(Stored records)
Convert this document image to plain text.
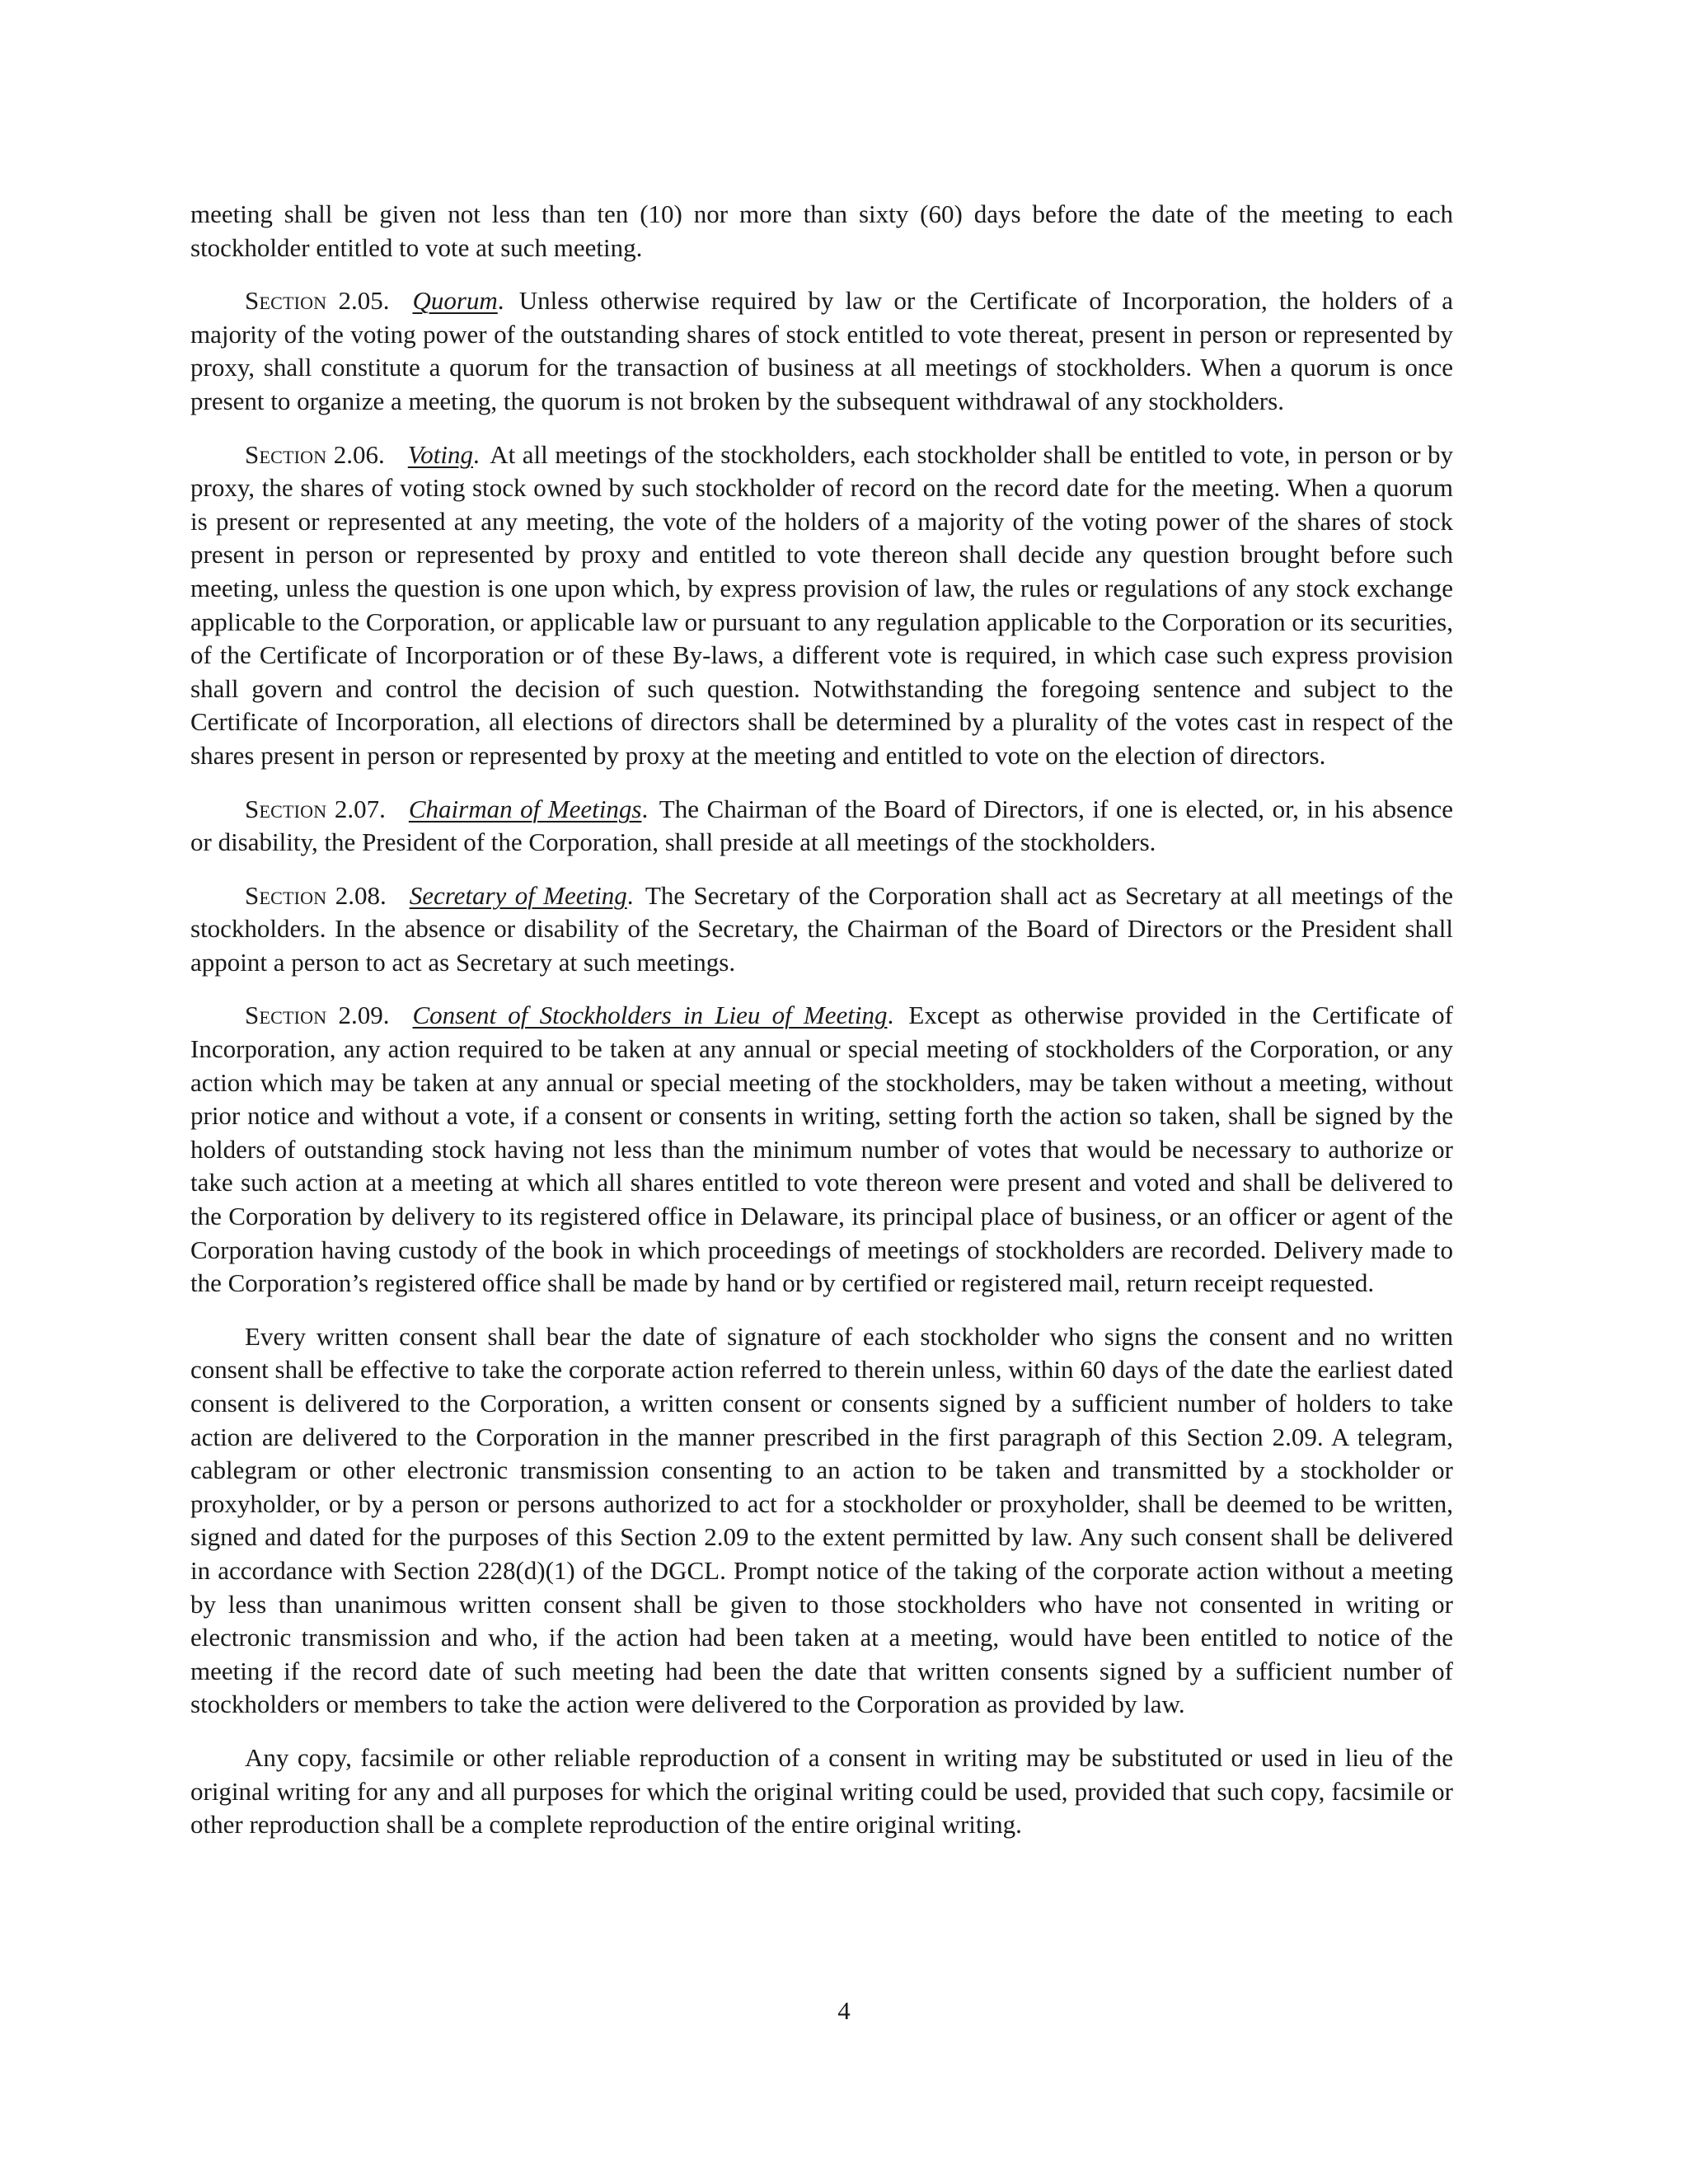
meeting shall be given not less than ten (10) nor more than sixty (60) days before the date of the meeting to each stockholder entitled to vote at such meeting.

Section 2.05. Quorum. Unless otherwise required by law or the Certificate of Incorporation, the holders of a majority of the voting power of the outstanding shares of stock entitled to vote thereat, present in person or represented by proxy, shall constitute a quorum for the transaction of business at all meetings of stockholders. When a quorum is once present to organize a meeting, the quorum is not broken by the subsequent withdrawal of any stockholders.

Section 2.06. Voting. At all meetings of the stockholders, each stockholder shall be entitled to vote, in person or by proxy, the shares of voting stock owned by such stockholder of record on the record date for the meeting. When a quorum is present or represented at any meeting, the vote of the holders of a majority of the voting power of the shares of stock present in person or represented by proxy and entitled to vote thereon shall decide any question brought before such meeting, unless the question is one upon which, by express provision of law, the rules or regulations of any stock exchange applicable to the Corporation, or applicable law or pursuant to any regulation applicable to the Corporation or its securities, of the Certificate of Incorporation or of these By-laws, a different vote is required, in which case such express provision shall govern and control the decision of such question. Notwithstanding the foregoing sentence and subject to the Certificate of Incorporation, all elections of directors shall be determined by a plurality of the votes cast in respect of the shares present in person or represented by proxy at the meeting and entitled to vote on the election of directors.

Section 2.07. Chairman of Meetings. The Chairman of the Board of Directors, if one is elected, or, in his absence or disability, the President of the Corporation, shall preside at all meetings of the stockholders.

Section 2.08. Secretary of Meeting. The Secretary of the Corporation shall act as Secretary at all meetings of the stockholders. In the absence or disability of the Secretary, the Chairman of the Board of Directors or the President shall appoint a person to act as Secretary at such meetings.

Section 2.09. Consent of Stockholders in Lieu of Meeting. Except as otherwise provided in the Certificate of Incorporation, any action required to be taken at any annual or special meeting of stockholders of the Corporation, or any action which may be taken at any annual or special meeting of the stockholders, may be taken without a meeting, without prior notice and without a vote, if a consent or consents in writing, setting forth the action so taken, shall be signed by the holders of outstanding stock having not less than the minimum number of votes that would be necessary to authorize or take such action at a meeting at which all shares entitled to vote thereon were present and voted and shall be delivered to the Corporation by delivery to its registered office in Delaware, its principal place of business, or an officer or agent of the Corporation having custody of the book in which proceedings of meetings of stockholders are recorded. Delivery made to the Corporation’s registered office shall be made by hand or by certified or registered mail, return receipt requested.

Every written consent shall bear the date of signature of each stockholder who signs the consent and no written consent shall be effective to take the corporate action referred to therein unless, within 60 days of the date the earliest dated consent is delivered to the Corporation, a written consent or consents signed by a sufficient number of holders to take action are delivered to the Corporation in the manner prescribed in the first paragraph of this Section 2.09. A telegram, cablegram or other electronic transmission consenting to an action to be taken and transmitted by a stockholder or proxyholder, or by a person or persons authorized to act for a stockholder or proxyholder, shall be deemed to be written, signed and dated for the purposes of this Section 2.09 to the extent permitted by law. Any such consent shall be delivered in accordance with Section 228(d)(1) of the DGCL. Prompt notice of the taking of the corporate action without a meeting by less than unanimous written consent shall be given to those stockholders who have not consented in writing or electronic transmission and who, if the action had been taken at a meeting, would have been entitled to notice of the meeting if the record date of such meeting had been the date that written consents signed by a sufficient number of stockholders or members to take the action were delivered to the Corporation as provided by law.

Any copy, facsimile or other reliable reproduction of a consent in writing may be substituted or used in lieu of the original writing for any and all purposes for which the original writing could be used, provided that such copy, facsimile or other reproduction shall be a complete reproduction of the entire original writing.

4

→ **OBJECTIVE**:
Repeat every record above exactly, but leave out any pictures.

→ **CORRECT ANSWER**:
Convert this document image to plain text.
meeting shall be given not less than ten (10) nor more than sixty (60) days before the date of the meeting to each stockholder entitled to vote at such meeting.

Section 2.05. Quorum. Unless otherwise required by law or the Certificate of Incorporation, the holders of a majority of the voting power of the outstanding shares of stock entitled to vote thereat, present in person or represented by proxy, shall constitute a quorum for the transaction of business at all meetings of stockholders. When a quorum is once present to organize a meeting, the quorum is not broken by the subsequent withdrawal of any stockholders.

Section 2.06. Voting. At all meetings of the stockholders, each stockholder shall be entitled to vote, in person or by proxy, the shares of voting stock owned by such stockholder of record on the record date for the meeting. When a quorum is present or represented at any meeting, the vote of the holders of a majority of the voting power of the shares of stock present in person or represented by proxy and entitled to vote thereon shall decide any question brought before such meeting, unless the question is one upon which, by express provision of law, the rules or regulations of any stock exchange applicable to the Corporation, or applicable law or pursuant to any regulation applicable to the Corporation or its securities, of the Certificate of Incorporation or of these By-laws, a different vote is required, in which case such express provision shall govern and control the decision of such question. Notwithstanding the foregoing sentence and subject to the Certificate of Incorporation, all elections of directors shall be determined by a plurality of the votes cast in respect of the shares present in person or represented by proxy at the meeting and entitled to vote on the election of directors.

Section 2.07. Chairman of Meetings. The Chairman of the Board of Directors, if one is elected, or, in his absence or disability, the President of the Corporation, shall preside at all meetings of the stockholders.

Section 2.08. Secretary of Meeting. The Secretary of the Corporation shall act as Secretary at all meetings of the stockholders. In the absence or disability of the Secretary, the Chairman of the Board of Directors or the President shall appoint a person to act as Secretary at such meetings.

Section 2.09. Consent of Stockholders in Lieu of Meeting. Except as otherwise provided in the Certificate of Incorporation, any action required to be taken at any annual or special meeting of stockholders of the Corporation, or any action which may be taken at any annual or special meeting of the stockholders, may be taken without a meeting, without prior notice and without a vote, if a consent or consents in writing, setting forth the action so taken, shall be signed by the holders of outstanding stock having not less than the minimum number of votes that would be necessary to authorize or take such action at a meeting at which all shares entitled to vote thereon were present and voted and shall be delivered to the Corporation by delivery to its registered office in Delaware, its principal place of business, or an officer or agent of the Corporation having custody of the book in which proceedings of meetings of stockholders are recorded. Delivery made to the Corporation’s registered office shall be made by hand or by certified or registered mail, return receipt requested.

Every written consent shall bear the date of signature of each stockholder who signs the consent and no written consent shall be effective to take the corporate action referred to therein unless, within 60 days of the date the earliest dated consent is delivered to the Corporation, a written consent or consents signed by a sufficient number of holders to take action are delivered to the Corporation in the manner prescribed in the first paragraph of this Section 2.09. A telegram, cablegram or other electronic transmission consenting to an action to be taken and transmitted by a stockholder or proxyholder, or by a person or persons authorized to act for a stockholder or proxyholder, shall be deemed to be written, signed and dated for the purposes of this Section 2.09 to the extent permitted by law. Any such consent shall be delivered in accordance with Section 228(d)(1) of the DGCL. Prompt notice of the taking of the corporate action without a meeting by less than unanimous written consent shall be given to those stockholders who have not consented in writing or electronic transmission and who, if the action had been taken at a meeting, would have been entitled to notice of the meeting if the record date of such meeting had been the date that written consents signed by a sufficient number of stockholders or members to take the action were delivered to the Corporation as provided by law.

Any copy, facsimile or other reliable reproduction of a consent in writing may be substituted or used in lieu of the original writing for any and all purposes for which the original writing could be used, provided that such copy, facsimile or other reproduction shall be a complete reproduction of the entire original writing.

4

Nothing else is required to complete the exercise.